↓↓↓
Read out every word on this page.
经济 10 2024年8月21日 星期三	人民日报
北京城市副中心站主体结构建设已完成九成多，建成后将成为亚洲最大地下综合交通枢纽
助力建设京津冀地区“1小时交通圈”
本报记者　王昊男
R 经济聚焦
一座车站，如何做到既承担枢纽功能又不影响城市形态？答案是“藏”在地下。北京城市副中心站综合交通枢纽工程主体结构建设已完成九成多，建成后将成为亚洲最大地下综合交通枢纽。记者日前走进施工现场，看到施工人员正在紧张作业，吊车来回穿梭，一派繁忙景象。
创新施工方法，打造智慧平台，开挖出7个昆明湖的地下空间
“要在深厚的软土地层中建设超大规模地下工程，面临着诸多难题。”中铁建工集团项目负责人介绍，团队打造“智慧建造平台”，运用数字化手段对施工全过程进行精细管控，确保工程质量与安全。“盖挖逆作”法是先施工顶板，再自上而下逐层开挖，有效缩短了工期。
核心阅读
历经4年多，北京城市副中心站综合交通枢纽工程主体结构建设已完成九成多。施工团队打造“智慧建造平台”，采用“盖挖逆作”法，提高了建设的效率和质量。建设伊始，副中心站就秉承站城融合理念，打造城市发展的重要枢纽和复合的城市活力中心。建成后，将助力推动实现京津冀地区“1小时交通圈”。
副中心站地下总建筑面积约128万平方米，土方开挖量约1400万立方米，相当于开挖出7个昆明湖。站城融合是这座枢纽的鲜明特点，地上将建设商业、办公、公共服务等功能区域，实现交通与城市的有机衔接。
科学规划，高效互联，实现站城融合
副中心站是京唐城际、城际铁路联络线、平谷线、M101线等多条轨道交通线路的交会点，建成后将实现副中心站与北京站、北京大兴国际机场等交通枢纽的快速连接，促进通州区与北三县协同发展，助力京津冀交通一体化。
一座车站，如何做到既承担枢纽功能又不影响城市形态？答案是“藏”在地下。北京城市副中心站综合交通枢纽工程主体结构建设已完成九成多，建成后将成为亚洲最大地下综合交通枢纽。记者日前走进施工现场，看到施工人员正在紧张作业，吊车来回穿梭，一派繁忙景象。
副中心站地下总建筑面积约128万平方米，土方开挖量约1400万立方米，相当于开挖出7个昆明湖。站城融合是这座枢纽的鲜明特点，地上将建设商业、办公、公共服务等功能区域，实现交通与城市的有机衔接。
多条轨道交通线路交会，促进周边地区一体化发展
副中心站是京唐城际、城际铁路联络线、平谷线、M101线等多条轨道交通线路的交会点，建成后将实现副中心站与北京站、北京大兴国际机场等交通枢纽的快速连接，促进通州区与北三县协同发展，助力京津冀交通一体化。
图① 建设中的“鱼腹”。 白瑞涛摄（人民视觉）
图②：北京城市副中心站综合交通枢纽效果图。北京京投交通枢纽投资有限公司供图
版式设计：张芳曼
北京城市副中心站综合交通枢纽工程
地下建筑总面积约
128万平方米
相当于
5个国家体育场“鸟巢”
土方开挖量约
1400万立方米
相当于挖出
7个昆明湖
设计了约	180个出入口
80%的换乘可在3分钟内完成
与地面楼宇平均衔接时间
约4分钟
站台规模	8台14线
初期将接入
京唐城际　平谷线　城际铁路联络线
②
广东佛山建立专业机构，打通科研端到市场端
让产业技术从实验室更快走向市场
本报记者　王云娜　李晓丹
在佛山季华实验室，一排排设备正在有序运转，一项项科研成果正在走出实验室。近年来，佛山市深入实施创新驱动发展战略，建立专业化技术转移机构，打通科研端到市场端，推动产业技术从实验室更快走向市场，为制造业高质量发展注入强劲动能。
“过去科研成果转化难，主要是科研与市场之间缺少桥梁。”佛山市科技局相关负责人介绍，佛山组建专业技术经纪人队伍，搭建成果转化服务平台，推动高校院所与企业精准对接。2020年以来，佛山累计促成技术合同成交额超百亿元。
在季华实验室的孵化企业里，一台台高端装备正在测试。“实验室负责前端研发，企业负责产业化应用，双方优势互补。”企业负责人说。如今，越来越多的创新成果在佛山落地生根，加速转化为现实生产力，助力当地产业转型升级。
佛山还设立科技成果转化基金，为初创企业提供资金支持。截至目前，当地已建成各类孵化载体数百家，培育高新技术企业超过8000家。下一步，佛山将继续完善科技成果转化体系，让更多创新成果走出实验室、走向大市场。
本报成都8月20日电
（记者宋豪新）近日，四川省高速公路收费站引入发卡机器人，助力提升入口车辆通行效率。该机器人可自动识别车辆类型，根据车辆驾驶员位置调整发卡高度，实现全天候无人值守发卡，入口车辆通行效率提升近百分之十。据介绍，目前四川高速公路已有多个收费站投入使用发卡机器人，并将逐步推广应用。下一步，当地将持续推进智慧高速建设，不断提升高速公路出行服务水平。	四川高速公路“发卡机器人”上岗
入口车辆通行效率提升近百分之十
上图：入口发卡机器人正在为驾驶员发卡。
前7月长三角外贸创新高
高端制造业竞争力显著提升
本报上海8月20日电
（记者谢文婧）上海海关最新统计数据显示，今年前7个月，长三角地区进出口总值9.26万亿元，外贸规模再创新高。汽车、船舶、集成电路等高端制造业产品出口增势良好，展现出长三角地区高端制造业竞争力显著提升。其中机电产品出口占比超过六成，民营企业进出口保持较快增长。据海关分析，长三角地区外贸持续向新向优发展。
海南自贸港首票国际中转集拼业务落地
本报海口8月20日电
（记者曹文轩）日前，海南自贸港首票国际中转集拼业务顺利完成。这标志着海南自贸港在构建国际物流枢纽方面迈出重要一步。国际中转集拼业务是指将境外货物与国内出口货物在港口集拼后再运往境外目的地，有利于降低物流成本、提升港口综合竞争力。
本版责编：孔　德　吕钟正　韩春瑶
↑↑↑
- **Job**
Repeat the preceding lines exactly, please, every one of them.

- **Result of the exercise**
Read out every word on this page.
经济 10 2024年8月21日 星期三	人民日报
北京城市副中心站主体结构建设已完成九成多，建成后将成为亚洲最大地下综合交通枢纽
助力建设京津冀地区“1小时交通圈”
本报记者　王昊男
R 经济聚焦
一座车站，如何做到既承担枢纽功能又不影响城市形态？答案是“藏”在地下。北京城市副中心站综合交通枢纽工程主体结构建设已完成九成多，建成后将成为亚洲最大地下综合交通枢纽。记者日前走进施工现场，看到施工人员正在紧张作业，吊车来回穿梭，一派繁忙景象。
创新施工方法，打造智慧平台，开挖出7个昆明湖的地下空间
“要在深厚的软土地层中建设超大规模地下工程，面临着诸多难题。”中铁建工集团项目负责人介绍，团队打造“智慧建造平台”，运用数字化手段对施工全过程进行精细管控，确保工程质量与安全。“盖挖逆作”法是先施工顶板，再自上而下逐层开挖，有效缩短了工期。
核心阅读
历经4年多，北京城市副中心站综合交通枢纽工程主体结构建设已完成九成多。施工团队打造“智慧建造平台”，采用“盖挖逆作”法，提高了建设的效率和质量。建设伊始，副中心站就秉承站城融合理念，打造城市发展的重要枢纽和复合的城市活力中心。建成后，将助力推动实现京津冀地区“1小时交通圈”。
副中心站地下总建筑面积约128万平方米，土方开挖量约1400万立方米，相当于开挖出7个昆明湖。站城融合是这座枢纽的鲜明特点，地上将建设商业、办公、公共服务等功能区域，实现交通与城市的有机衔接。
科学规划，高效互联，实现站城融合
副中心站是京唐城际、城际铁路联络线、平谷线、M101线等多条轨道交通线路的交会点，建成后将实现副中心站与北京站、北京大兴国际机场等交通枢纽的快速连接，促进通州区与北三县协同发展，助力京津冀交通一体化。
一座车站，如何做到既承担枢纽功能又不影响城市形态？答案是“藏”在地下。北京城市副中心站综合交通枢纽工程主体结构建设已完成九成多，建成后将成为亚洲最大地下综合交通枢纽。记者日前走进施工现场，看到施工人员正在紧张作业，吊车来回穿梭，一派繁忙景象。
副中心站地下总建筑面积约128万平方米，土方开挖量约1400万立方米，相当于开挖出7个昆明湖。站城融合是这座枢纽的鲜明特点，地上将建设商业、办公、公共服务等功能区域，实现交通与城市的有机衔接。
多条轨道交通线路交会，促进周边地区一体化发展
副中心站是京唐城际、城际铁路联络线、平谷线、M101线等多条轨道交通线路的交会点，建成后将实现副中心站与北京站、北京大兴国际机场等交通枢纽的快速连接，促进通州区与北三县协同发展，助力京津冀交通一体化。
图① 建设中的“鱼腹”。 白瑞涛摄（人民视觉）
图②：北京城市副中心站综合交通枢纽效果图。北京京投交通枢纽投资有限公司供图
版式设计：张芳曼
北京城市副中心站综合交通枢纽工程
地下建筑总面积约
128万平方米
相当于
5个国家体育场“鸟巢”
土方开挖量约
1400万立方米
相当于挖出
7个昆明湖
设计了约	180个出入口
80%的换乘可在3分钟内完成
与地面楼宇平均衔接时间
约4分钟
站台规模	8台14线
初期将接入
京唐城际　平谷线　城际铁路联络线
②
广东佛山建立专业机构，打通科研端到市场端
让产业技术从实验室更快走向市场
本报记者　王云娜　李晓丹
在佛山季华实验室，一排排设备正在有序运转，一项项科研成果正在走出实验室。近年来，佛山市深入实施创新驱动发展战略，建立专业化技术转移机构，打通科研端到市场端，推动产业技术从实验室更快走向市场，为制造业高质量发展注入强劲动能。
“过去科研成果转化难，主要是科研与市场之间缺少桥梁。”佛山市科技局相关负责人介绍，佛山组建专业技术经纪人队伍，搭建成果转化服务平台，推动高校院所与企业精准对接。2020年以来，佛山累计促成技术合同成交额超百亿元。
在季华实验室的孵化企业里，一台台高端装备正在测试。“实验室负责前端研发，企业负责产业化应用，双方优势互补。”企业负责人说。如今，越来越多的创新成果在佛山落地生根，加速转化为现实生产力，助力当地产业转型升级。
佛山还设立科技成果转化基金，为初创企业提供资金支持。截至目前，当地已建成各类孵化载体数百家，培育高新技术企业超过8000家。下一步，佛山将继续完善科技成果转化体系，让更多创新成果走出实验室、走向大市场。
本报成都8月20日电
（记者宋豪新）近日，四川省高速公路收费站引入发卡机器人，助力提升入口车辆通行效率。该机器人可自动识别车辆类型，根据车辆驾驶员位置调整发卡高度，实现全天候无人值守发卡，入口车辆通行效率提升近百分之十。据介绍，目前四川高速公路已有多个收费站投入使用发卡机器人，并将逐步推广应用。下一步，当地将持续推进智慧高速建设，不断提升高速公路出行服务水平。	四川高速公路“发卡机器人”上岗
入口车辆通行效率提升近百分之十
上图：入口发卡机器人正在为驾驶员发卡。
前7月长三角外贸创新高
高端制造业竞争力显著提升
本报上海8月20日电
（记者谢文婧）上海海关最新统计数据显示，今年前7个月，长三角地区进出口总值9.26万亿元，外贸规模再创新高。汽车、船舶、集成电路等高端制造业产品出口增势良好，展现出长三角地区高端制造业竞争力显著提升。其中机电产品出口占比超过六成，民营企业进出口保持较快增长。据海关分析，长三角地区外贸持续向新向优发展。
海南自贸港首票国际中转集拼业务落地
本报海口8月20日电
（记者曹文轩）日前，海南自贸港首票国际中转集拼业务顺利完成。这标志着海南自贸港在构建国际物流枢纽方面迈出重要一步。国际中转集拼业务是指将境外货物与国内出口货物在港口集拼后再运往境外目的地，有利于降低物流成本、提升港口综合竞争力。
本版责编：孔　德　吕钟正　韩春瑶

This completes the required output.